Look through the lines below and extract each one that contains "hundred".
####
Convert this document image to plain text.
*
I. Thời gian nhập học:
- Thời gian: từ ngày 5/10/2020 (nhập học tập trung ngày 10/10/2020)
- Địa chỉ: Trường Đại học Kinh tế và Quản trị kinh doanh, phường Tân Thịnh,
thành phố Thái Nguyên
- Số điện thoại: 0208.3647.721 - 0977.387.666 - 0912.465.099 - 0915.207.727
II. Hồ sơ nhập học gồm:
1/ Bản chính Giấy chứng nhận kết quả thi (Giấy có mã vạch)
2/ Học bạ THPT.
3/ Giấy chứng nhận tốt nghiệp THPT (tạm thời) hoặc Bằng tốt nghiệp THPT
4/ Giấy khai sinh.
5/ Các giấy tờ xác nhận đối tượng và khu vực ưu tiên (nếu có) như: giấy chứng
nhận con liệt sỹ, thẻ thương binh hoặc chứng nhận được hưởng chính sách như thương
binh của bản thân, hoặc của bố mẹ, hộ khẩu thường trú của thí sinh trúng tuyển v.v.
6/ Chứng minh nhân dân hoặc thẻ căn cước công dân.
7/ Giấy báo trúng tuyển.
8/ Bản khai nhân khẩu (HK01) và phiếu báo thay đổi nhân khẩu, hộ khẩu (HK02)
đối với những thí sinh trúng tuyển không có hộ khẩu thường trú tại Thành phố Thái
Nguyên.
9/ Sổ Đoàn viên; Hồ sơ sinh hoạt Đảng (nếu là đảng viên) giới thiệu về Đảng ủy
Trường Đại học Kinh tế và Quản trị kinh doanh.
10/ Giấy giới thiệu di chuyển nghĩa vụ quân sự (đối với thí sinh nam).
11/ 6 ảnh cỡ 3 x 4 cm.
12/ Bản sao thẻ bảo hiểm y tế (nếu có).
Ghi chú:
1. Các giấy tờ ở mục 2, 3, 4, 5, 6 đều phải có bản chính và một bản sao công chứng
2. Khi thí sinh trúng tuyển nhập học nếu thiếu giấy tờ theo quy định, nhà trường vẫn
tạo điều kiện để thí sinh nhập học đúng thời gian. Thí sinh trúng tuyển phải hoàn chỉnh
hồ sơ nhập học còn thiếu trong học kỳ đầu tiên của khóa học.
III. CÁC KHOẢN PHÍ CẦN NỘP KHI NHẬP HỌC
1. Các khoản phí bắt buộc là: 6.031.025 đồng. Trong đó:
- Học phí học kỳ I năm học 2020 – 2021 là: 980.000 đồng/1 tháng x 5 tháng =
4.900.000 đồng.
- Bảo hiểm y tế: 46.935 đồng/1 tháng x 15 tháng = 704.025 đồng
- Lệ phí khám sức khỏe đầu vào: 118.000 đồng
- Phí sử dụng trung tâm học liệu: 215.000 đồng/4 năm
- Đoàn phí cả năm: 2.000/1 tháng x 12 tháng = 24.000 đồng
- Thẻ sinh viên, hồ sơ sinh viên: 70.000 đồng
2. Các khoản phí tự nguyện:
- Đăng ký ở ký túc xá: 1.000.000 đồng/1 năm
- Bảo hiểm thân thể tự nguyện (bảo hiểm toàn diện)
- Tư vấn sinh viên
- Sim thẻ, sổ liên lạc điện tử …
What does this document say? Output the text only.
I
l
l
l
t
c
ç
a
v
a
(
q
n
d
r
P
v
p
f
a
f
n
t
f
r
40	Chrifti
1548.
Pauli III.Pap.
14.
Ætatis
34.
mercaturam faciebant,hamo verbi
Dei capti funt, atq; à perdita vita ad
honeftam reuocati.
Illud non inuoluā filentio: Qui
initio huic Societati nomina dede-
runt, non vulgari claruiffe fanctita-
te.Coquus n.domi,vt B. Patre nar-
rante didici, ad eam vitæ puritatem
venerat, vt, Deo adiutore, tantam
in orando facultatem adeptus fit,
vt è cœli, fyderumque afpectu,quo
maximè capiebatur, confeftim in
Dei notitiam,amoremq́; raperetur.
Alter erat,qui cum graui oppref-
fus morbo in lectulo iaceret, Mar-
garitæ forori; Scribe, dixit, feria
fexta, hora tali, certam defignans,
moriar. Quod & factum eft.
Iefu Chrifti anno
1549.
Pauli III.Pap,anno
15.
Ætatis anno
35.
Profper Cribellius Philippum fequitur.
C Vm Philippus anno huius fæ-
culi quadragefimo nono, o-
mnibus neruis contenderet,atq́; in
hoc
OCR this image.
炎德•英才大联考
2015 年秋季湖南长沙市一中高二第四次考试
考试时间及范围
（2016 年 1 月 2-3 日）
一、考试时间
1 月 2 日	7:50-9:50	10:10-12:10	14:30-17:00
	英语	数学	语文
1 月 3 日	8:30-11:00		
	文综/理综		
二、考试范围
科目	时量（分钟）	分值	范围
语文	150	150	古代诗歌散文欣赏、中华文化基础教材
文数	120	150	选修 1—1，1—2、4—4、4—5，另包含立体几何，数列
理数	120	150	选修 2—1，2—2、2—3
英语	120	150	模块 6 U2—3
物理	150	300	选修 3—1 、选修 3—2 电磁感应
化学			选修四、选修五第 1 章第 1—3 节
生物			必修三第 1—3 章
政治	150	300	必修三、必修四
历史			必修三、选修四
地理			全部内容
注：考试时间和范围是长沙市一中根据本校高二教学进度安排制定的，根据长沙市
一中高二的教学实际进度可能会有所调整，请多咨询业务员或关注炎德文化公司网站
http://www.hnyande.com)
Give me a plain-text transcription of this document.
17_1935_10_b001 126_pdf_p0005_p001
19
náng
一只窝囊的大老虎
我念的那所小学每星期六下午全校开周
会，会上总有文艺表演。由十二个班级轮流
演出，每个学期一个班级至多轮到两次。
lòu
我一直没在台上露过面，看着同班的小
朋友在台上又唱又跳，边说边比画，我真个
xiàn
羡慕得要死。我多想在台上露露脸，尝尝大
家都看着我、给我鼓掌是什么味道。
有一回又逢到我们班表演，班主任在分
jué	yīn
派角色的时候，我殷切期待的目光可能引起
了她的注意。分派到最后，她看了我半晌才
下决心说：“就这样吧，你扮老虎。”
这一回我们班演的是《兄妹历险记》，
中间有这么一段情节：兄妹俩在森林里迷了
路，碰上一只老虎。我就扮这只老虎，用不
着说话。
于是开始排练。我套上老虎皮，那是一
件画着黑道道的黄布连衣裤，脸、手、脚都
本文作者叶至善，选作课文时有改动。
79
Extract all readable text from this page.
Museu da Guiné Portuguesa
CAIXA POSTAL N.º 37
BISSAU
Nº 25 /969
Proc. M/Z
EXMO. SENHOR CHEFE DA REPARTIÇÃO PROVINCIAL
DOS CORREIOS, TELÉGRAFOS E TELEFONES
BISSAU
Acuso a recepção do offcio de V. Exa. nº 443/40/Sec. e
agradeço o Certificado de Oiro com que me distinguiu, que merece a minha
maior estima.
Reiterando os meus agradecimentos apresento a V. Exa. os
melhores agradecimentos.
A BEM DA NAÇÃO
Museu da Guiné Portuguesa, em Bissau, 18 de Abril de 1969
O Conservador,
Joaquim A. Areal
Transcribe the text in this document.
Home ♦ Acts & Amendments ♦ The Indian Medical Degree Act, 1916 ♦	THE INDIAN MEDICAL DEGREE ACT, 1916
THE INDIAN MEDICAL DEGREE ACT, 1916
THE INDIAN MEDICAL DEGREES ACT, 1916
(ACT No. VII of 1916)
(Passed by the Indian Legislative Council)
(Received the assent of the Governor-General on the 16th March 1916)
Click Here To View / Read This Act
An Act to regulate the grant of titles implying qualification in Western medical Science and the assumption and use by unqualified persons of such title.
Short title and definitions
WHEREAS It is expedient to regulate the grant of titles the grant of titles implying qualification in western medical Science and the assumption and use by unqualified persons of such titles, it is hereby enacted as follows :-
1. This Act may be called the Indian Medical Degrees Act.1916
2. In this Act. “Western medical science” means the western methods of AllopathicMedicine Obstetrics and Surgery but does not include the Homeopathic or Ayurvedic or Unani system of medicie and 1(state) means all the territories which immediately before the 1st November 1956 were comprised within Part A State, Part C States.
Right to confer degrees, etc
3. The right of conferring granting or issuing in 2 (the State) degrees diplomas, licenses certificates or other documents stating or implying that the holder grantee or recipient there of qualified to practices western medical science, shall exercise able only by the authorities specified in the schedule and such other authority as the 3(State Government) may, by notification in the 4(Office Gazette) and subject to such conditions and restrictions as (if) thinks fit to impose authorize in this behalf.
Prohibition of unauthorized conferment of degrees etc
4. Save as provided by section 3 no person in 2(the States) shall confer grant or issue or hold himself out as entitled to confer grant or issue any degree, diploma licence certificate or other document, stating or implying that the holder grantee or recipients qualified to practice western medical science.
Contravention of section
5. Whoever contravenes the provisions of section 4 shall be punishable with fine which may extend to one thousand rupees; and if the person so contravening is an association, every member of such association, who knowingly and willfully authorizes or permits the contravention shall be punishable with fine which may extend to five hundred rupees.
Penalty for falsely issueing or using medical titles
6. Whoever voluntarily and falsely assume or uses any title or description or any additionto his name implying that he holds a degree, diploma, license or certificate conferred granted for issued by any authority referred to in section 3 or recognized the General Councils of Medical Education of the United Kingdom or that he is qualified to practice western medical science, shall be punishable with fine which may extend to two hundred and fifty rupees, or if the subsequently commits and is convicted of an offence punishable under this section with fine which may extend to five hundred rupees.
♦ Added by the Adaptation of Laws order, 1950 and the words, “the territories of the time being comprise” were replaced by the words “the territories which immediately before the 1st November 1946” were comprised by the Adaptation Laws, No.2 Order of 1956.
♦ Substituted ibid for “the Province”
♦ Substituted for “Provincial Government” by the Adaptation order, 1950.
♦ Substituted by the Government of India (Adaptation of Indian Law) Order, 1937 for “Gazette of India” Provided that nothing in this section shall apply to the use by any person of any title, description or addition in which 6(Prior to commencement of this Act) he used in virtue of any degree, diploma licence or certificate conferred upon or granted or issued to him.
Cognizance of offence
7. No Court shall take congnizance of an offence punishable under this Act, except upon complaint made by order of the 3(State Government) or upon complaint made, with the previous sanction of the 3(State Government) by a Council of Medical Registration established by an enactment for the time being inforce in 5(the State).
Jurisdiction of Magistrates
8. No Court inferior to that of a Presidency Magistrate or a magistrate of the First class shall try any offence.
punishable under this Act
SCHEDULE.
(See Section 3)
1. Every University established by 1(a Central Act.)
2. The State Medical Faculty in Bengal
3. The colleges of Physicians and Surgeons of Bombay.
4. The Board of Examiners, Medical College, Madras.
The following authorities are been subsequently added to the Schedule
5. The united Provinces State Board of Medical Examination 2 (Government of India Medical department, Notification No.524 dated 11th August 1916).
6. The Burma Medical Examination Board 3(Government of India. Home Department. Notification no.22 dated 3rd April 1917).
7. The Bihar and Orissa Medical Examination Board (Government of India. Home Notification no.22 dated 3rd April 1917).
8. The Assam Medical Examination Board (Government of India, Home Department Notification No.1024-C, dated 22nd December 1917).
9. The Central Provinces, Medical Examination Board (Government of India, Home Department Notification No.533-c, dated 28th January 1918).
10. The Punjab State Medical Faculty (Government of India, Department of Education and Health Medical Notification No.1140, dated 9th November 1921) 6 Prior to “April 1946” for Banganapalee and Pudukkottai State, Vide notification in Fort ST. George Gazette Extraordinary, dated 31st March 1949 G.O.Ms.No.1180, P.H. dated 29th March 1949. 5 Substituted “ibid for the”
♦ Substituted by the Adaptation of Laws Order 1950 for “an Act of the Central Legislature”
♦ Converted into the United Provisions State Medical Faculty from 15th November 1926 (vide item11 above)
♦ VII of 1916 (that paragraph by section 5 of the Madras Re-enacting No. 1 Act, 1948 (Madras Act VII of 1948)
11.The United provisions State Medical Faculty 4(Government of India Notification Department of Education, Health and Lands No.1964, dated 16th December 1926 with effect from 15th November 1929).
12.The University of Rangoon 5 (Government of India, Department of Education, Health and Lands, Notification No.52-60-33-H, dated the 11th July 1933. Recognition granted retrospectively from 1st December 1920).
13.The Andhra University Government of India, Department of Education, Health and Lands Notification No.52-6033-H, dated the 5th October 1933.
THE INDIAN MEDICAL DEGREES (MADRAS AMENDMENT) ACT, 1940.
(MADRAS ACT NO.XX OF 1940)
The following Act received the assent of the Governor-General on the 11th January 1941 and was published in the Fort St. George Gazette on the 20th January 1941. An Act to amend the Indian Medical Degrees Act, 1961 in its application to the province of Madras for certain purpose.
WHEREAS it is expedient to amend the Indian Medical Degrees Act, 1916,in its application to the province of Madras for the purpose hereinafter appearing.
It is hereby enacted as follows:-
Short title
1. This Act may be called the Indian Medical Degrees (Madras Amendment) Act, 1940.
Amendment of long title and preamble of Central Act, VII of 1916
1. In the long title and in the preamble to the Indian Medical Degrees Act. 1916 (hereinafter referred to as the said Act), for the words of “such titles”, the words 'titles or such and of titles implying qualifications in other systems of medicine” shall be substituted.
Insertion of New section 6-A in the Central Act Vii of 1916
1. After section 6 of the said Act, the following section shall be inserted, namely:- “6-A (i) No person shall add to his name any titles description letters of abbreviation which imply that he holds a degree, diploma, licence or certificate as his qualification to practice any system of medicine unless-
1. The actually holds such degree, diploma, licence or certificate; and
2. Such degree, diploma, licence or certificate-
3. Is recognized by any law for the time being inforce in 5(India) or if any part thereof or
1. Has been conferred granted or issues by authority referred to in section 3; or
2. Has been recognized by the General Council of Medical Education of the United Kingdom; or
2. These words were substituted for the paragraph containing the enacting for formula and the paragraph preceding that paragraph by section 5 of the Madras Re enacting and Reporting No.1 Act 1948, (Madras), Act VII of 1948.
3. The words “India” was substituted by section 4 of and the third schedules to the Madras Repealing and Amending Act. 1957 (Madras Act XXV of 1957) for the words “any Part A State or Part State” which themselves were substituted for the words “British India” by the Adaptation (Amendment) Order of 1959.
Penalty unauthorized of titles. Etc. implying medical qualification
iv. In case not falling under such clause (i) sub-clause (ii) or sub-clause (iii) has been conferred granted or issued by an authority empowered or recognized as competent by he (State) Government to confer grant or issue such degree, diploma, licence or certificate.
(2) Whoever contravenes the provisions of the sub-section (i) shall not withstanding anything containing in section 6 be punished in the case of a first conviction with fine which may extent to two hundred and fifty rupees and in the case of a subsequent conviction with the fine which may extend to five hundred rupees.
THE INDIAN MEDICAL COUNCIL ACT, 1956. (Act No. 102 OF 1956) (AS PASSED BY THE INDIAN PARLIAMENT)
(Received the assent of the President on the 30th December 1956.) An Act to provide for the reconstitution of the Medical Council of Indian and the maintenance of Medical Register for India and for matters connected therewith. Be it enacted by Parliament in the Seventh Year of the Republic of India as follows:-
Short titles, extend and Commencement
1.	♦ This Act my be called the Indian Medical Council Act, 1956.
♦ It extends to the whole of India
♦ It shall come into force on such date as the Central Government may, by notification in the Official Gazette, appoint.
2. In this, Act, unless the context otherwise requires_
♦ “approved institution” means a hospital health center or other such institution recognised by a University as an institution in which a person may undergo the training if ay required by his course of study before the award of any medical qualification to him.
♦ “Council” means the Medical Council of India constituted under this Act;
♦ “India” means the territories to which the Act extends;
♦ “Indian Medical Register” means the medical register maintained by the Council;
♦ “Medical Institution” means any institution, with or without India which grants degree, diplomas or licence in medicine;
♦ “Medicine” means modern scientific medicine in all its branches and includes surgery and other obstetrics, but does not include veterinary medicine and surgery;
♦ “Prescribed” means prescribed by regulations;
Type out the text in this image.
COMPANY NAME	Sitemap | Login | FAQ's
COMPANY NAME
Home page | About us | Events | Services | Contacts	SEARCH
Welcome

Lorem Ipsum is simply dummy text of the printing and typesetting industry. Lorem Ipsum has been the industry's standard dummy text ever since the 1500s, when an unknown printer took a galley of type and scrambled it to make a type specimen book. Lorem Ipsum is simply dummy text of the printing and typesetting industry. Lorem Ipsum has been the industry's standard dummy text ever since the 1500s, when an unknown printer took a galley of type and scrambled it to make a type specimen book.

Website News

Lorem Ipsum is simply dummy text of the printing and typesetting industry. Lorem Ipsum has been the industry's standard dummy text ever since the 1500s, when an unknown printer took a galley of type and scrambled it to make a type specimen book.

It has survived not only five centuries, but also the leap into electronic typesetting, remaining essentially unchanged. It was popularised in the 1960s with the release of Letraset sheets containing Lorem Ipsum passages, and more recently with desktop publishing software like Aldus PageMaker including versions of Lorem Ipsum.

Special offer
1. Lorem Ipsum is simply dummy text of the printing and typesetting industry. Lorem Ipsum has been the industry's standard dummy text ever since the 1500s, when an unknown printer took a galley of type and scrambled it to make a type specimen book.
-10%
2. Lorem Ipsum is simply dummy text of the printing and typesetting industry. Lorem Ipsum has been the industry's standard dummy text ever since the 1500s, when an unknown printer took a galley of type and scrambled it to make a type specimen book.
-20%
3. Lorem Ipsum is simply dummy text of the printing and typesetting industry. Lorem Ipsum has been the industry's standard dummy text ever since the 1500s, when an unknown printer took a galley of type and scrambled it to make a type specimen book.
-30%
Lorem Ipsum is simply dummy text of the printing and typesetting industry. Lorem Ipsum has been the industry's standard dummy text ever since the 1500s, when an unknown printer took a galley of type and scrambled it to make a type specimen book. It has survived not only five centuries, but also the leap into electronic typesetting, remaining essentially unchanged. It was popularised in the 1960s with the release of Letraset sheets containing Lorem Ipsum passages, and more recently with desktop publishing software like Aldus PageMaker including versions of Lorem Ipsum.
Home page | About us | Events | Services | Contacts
####
Task answer:
5. Whoever contravenes the provisions of section 4 shall be punishable with fine which may extend to one thousand rupees; and if the person so contravening is an association, every member of such association, who knowingly and willfully authorizes or permits the contravention shall be punishable with fine which may extend to five hundred rupees.
6. Whoever voluntarily and falsely assume or uses any title or description or any additionto his name implying that he holds a degree, diploma, license or certificate conferred granted for issued by any authority referred to in section 3 or recognized the General Councils of Medical Education of the United Kingdom or that he is qualified to practice western medical science, shall be punishable with fine which may extend to two hundred and fifty rupees, or if the subsequently commits and is convicted of an offence punishable under this section with fine which may extend to five hundred rupees.
(2) Whoever contravenes the provisions of the sub-section (i) shall not withstanding anything containing in section 6 be punished in the case of a first conviction with fine which may extent to two hundred and fifty rupees and in the case of a subsequent conviction with the fine which may extend to five hundred rupees.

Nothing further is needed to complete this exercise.